> [Tasks to carry out]
1/ Rewrite the Robin Hood's Bay account, everything from "We begin walking" down to "climb back up.", using "guesthouse" in place of "B&B".
2/ In the Robin Hood's Bay account, list every kind of establishment that appears as the street narrows near the bottom of the descent.

> [Excerpt]

Yorkshire – Robin Hood’s Bay
This is an Ian Day, at least it is planned that way. There are a few things he told us we must do and see while in Whitby. Robin Hood’s Bay is one, the Silver Street Fisheries for fish and chips in Whitby is another.
I am not ever terribly excited when I see a Pay and Display car park before entering a town—just for tourists—warning them to insert enough coins, buying proper time to see all there is to see in their village. We feed the machine all the change we have, after it refuses to take our credit card. While Michael returns to the car to make sure he locked the doors, I stand in front of the most charming holiday let, wondering why I didn’t explore the possibility. I take a picture of the information. There’s always the proverbial tomorrow.
We begin walking toward the distant bay, passing a row of charming Victorian era hotels. One B&B is for sale. Michael isn’t impressed when I point out the possibilities. The way down is gradual—a good thing—and then we start meeting tourists, huffing and puffing on the climb back up.
We descend and descend and descend. Sometimes on a path. Sometimes on the road. Sometimes on steps. I try not to think about the trip back to the top. When shops and pubs and tearooms and restaurants appear, and the street transforms into a narrow gray ribbon, Michael sees a sign that points to The Square; that must be it.

> [Given entries]

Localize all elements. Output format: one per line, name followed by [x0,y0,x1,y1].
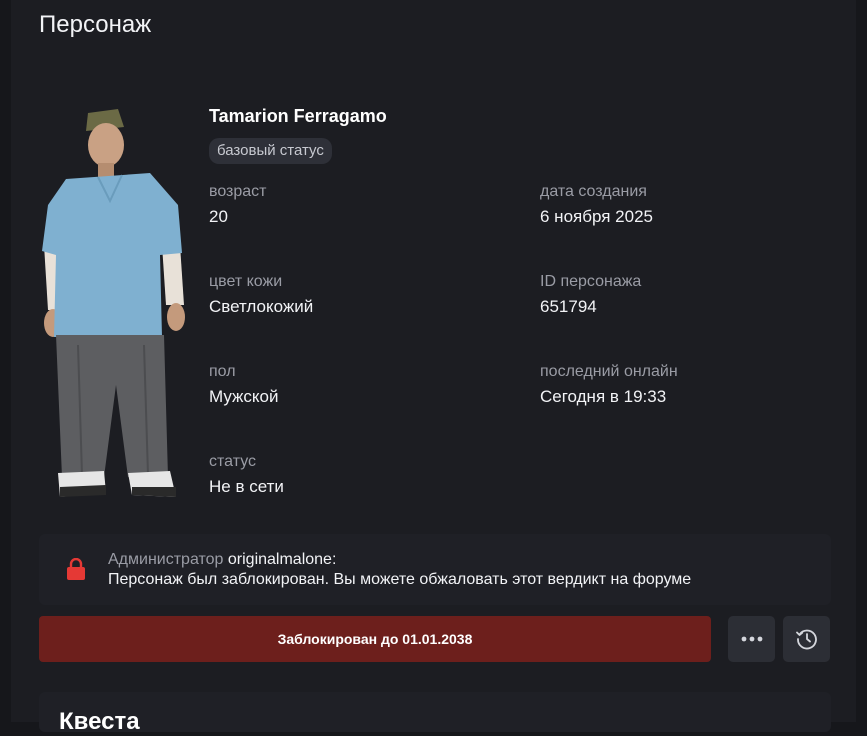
last-online-label: последний онлайн [540,363,678,380]
ban-notice: Администратор originalmalone: Персонаж б… [39,534,831,605]
more-options-button[interactable] [728,616,775,662]
quests-section-title: Квеста [59,708,140,735]
age-value: 20 [209,207,228,226]
notice-admin-line: Администратор originalmalone: [108,551,336,569]
created-label: дата создания [540,183,647,200]
skin-value: Светлокожий [209,297,314,316]
last-online-value: Сегодня в 19:33 [540,387,667,406]
gender-value: Мужской [209,387,279,406]
created-value: 6 ноября 2025 [540,207,653,226]
status-value: Не в сети [209,477,284,496]
status-label: статус [209,453,257,470]
more-dots-icon [741,636,762,642]
lock-icon [67,558,85,580]
gender-label: пол [209,363,236,380]
age-label: возраст [209,183,267,200]
character-id-value: 651794 [540,297,597,316]
page-title: Персонаж [39,11,152,38]
skin-label: цвет кожи [209,273,283,290]
notice-admin-name: originalmalone: [227,551,337,568]
blocked-until-label: Заблокирован до 01.01.2038 [277,631,473,647]
blocked-until-button[interactable]: Заблокирован до 01.01.2038 [39,616,711,662]
history-button[interactable] [783,616,830,662]
quests-section: Квеста [39,692,831,735]
character-avatar [42,109,185,497]
character-id-label: ID персонажа [540,273,642,290]
character-name: Tamarion Ferragamo [209,106,387,126]
notice-message: Персонаж был заблокирован. Вы можете обж… [108,571,692,588]
notice-admin-prefix: Администратор [108,551,224,568]
history-clock-icon [795,629,817,650]
status-badge: базовый статус [209,138,332,164]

> [Task-by-task solutions]
1/
We begin walking toward the distant bay, passing a row of charming Victorian era hotels. One guesthouse is for sale. Michael isn’t impressed when I point out the possibilities. The way down is gradual—a good thing—and then we start meeting tourists, huffing and puffing on the climb back up.

2/
- shops
- pubs
- tearooms
- restaurants